TO DO:
Write out, precisely and in full, each line of the material.

Recorded data:
(begin)

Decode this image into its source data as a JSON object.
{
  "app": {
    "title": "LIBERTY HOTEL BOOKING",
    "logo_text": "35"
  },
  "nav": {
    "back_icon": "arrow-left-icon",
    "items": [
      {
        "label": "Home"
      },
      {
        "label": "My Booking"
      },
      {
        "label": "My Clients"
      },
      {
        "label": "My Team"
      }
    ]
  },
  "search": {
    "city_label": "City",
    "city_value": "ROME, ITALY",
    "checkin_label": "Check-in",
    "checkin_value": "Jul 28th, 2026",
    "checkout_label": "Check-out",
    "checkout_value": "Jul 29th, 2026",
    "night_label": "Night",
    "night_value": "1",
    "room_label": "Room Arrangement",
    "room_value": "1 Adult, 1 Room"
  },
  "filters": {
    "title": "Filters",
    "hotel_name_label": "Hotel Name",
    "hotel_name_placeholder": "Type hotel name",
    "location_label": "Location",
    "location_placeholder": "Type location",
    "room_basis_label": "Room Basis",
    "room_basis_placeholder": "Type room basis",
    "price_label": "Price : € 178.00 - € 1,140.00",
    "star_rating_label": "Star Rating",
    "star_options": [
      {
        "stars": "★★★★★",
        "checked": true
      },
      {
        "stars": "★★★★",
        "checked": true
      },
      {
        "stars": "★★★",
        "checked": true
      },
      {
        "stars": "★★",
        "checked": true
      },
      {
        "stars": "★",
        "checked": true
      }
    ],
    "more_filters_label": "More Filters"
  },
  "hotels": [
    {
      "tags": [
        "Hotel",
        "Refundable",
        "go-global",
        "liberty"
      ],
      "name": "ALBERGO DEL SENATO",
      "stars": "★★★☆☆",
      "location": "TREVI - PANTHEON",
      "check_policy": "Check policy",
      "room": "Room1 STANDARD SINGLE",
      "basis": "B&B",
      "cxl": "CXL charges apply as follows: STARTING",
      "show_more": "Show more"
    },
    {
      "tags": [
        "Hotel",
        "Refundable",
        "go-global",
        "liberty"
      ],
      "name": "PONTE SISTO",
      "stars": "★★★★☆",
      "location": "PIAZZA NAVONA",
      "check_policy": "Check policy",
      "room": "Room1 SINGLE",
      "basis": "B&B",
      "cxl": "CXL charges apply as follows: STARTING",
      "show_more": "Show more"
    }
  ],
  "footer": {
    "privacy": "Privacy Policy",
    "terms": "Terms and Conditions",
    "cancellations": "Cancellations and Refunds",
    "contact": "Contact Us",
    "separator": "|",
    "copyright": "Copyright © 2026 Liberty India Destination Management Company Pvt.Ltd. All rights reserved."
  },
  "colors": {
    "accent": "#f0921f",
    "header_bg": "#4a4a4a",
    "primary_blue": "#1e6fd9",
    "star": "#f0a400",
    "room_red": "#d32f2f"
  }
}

(end)

CORRECT RESPONSE:
Decode this image into its source data as a JSON object.
{
  "app": {
    "title": "LIBERTY HOTEL BOOKING",
    "logo_text": "35"
  },
  "nav": {
    "back_icon": "arrow-left-icon",
    "items": [
      {
        "label": "Home"
      },
      {
        "label": "My Booking"
      },
      {
        "label": "My Clients"
      },
      {
        "label": "My Team"
      }
    ]
  },
  "search": {
    "city_label": "City",
    "city_value": "ROME, ITALY",
    "checkin_label": "Check-in",
    "checkin_value": "Jul 28th, 2026",
    "checkout_label": "Check-out",
    "checkout_value": "Jul 29th, 2026",
    "night_label": "Night",
    "night_value": "1",
    "room_label": "Room Arrangement",
    "room_value": "1 Adult, 1 Room"
  },
  "filters": {
    "title": "Filters",
    "hotel_name_label": "Hotel Name",
    "hotel_name_placeholder": "Type hotel name",
    "location_label": "Location",
    "location_placeholder": "Type location",
    "room_basis_label": "Room Basis",
    "room_basis_placeholder": "Type room basis",
    "price_label": "Price : € 178.00 - € 1,140.00",
    "star_rating_label": "Star Rating",
    "star_options": [
      {
        "stars": "★★★★★",
        "checked": true
      },
      {
        "stars": "★★★★",
        "checked": true
      },
      {
        "stars": "★★★",
        "checked": true
      },
      {
        "stars": "★★",
        "checked": true
      },
      {
        "stars": "★",
        "checked": true
      }
    ],
    "more_filters_label": "More Filters"
  },
  "hotels": [
    {
      "tags": [
        "Hotel",
        "Refundable",
        "go-global",
        "liberty"
      ],
      "name": "ALBERGO DEL SENATO",
      "stars": "★★★☆☆",
      "location": "TREVI - PANTHEON",
      "check_policy": "Check policy",
      "room": "Room1 STANDARD SINGLE",
      "basis": "B&B",
      "cxl": "CXL charges apply as follows: STARTING",
      "show_more": "Show more"
    },
    {
      "tags": [
        "Hotel",
        "Refundable",
        "go-global",
        "liberty"
      ],
      "name": "PONTE SISTO",
      "stars": "★★★★☆",
      "location": "PIAZZA NAVONA",
      "check_policy": "Check policy",
      "room": "Room1 SINGLE",
      "basis": "B&B",
      "cxl": "CXL charges apply as follows: STARTING",
      "show_more": "Show more"
    }
  ],
  "footer": {
    "privacy": "Privacy Policy",
    "terms": "Terms and Conditions",
    "cancellations": "Cancellations and Refunds",
    "contact": "Contact Us",
    "separator": "|",
    "copyright": "Copyright © 2026 Liberty India Destination Management Company Pvt.Ltd. All rights reserved."
  },
  "colors": {
    "accent": "#f0921f",
    "header_bg": "#4a4a4a",
    "primary_blue": "#1e6fd9",
    "star": "#f0a400",
    "room_red": "#d32f2f"
  }
}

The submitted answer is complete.